(Records)
________
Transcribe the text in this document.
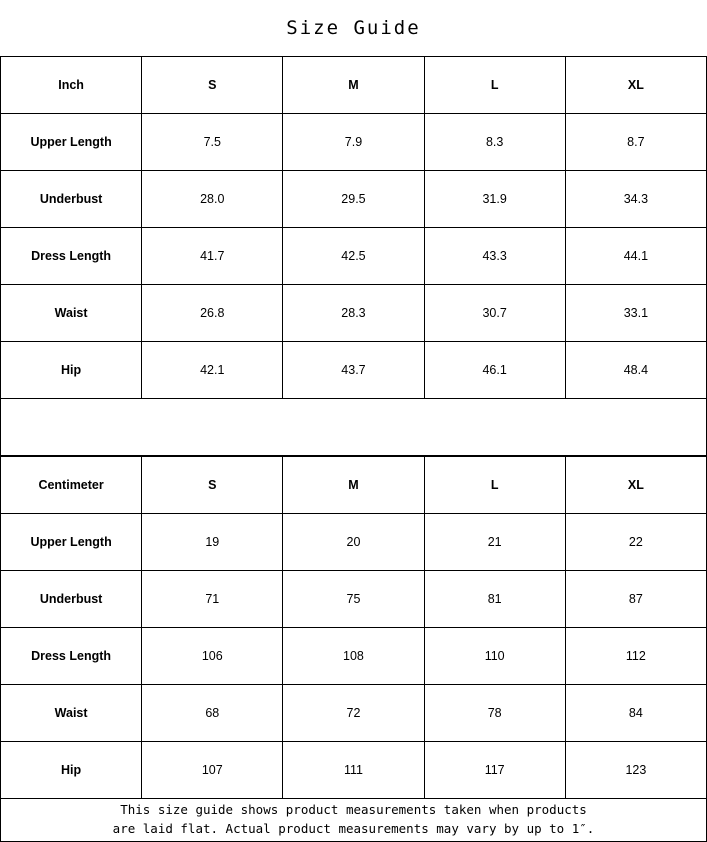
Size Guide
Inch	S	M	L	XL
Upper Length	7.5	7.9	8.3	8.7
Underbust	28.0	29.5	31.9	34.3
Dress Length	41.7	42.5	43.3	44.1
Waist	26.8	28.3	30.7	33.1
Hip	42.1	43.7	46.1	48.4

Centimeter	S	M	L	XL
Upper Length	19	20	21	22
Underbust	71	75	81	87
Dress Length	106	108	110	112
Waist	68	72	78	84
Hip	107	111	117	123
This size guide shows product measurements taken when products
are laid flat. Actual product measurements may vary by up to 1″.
________
▶ _Task goal_
Your copy of the data should match it exactly, except that pictures are left out.

▶ _Result for this task_
Transcribe the text in this document.
Size Guide
Inch	S	M	L	XL
Upper Length	7.5	7.9	8.3	8.7
Underbust	28.0	29.5	31.9	34.3
Dress Length	41.7	42.5	43.3	44.1
Waist	26.8	28.3	30.7	33.1
Hip	42.1	43.7	46.1	48.4

Centimeter	S	M	L	XL
Upper Length	19	20	21	22
Underbust	71	75	81	87
Dress Length	106	108	110	112
Waist	68	72	78	84
Hip	107	111	117	123
This size guide shows product measurements taken when products
are laid flat. Actual product measurements may vary by up to 1″.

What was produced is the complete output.